Directive: Return all of the entries exactly, with nothing added or left out.

(Data entries)
[Start]
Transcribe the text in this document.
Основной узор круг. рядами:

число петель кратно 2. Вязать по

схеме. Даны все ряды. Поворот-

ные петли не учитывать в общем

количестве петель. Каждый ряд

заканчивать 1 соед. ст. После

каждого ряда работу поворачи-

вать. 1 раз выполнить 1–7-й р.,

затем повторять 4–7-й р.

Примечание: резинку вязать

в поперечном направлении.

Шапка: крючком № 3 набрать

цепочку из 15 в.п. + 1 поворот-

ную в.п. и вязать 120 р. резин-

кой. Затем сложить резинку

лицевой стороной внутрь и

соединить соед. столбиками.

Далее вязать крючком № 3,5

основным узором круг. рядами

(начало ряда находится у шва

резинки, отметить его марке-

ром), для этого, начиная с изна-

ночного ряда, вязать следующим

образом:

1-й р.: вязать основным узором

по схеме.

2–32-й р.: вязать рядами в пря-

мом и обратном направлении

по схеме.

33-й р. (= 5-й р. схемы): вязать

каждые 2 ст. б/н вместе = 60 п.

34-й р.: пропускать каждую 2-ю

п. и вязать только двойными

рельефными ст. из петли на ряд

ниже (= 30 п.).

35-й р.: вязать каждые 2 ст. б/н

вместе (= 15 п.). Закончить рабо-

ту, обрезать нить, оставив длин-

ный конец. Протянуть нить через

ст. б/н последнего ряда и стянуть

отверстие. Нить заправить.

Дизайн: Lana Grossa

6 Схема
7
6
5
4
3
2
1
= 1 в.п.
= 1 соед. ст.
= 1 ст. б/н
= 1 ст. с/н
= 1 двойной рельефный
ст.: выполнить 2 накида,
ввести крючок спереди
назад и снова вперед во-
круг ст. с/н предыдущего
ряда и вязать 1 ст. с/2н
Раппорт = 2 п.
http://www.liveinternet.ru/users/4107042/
[End]
Solution for this exercise:
Transcribe the text in this document.
Основной узор круг. рядами:

число петель кратно 2. Вязать по

схеме. Даны все ряды. Поворот-

ные петли не учитывать в общем

количестве петель. Каждый ряд

заканчивать 1 соед. ст. После

каждого ряда работу поворачи-

вать. 1 раз выполнить 1–7-й р.,

затем повторять 4–7-й р.

Примечание: резинку вязать

в поперечном направлении.

Шапка: крючком № 3 набрать

цепочку из 15 в.п. + 1 поворот-

ную в.п. и вязать 120 р. резин-

кой. Затем сложить резинку

лицевой стороной внутрь и

соединить соед. столбиками.

Далее вязать крючком № 3,5

основным узором круг. рядами

(начало ряда находится у шва

резинки, отметить его марке-

ром), для этого, начиная с изна-

ночного ряда, вязать следующим

образом:

1-й р.: вязать основным узором

по схеме.

2–32-й р.: вязать рядами в пря-

мом и обратном направлении

по схеме.

33-й р. (= 5-й р. схемы): вязать

каждые 2 ст. б/н вместе = 60 п.

34-й р.: пропускать каждую 2-ю

п. и вязать только двойными

рельефными ст. из петли на ряд

ниже (= 30 п.).

35-й р.: вязать каждые 2 ст. б/н

вместе (= 15 п.). Закончить рабо-

ту, обрезать нить, оставив длин-

ный конец. Протянуть нить через

ст. б/н последнего ряда и стянуть

отверстие. Нить заправить.

Дизайн: Lana Grossa

6 Схема
7
6
5
4
3
2
1
= 1 в.п.
= 1 соед. ст.
= 1 ст. б/н
= 1 ст. с/н
= 1 двойной рельефный
ст.: выполнить 2 накида,
ввести крючок спереди
назад и снова вперед во-
круг ст. с/н предыдущего
ряда и вязать 1 ст. с/2н
Раппорт = 2 п.
http://www.liveinternet.ru/users/4107042/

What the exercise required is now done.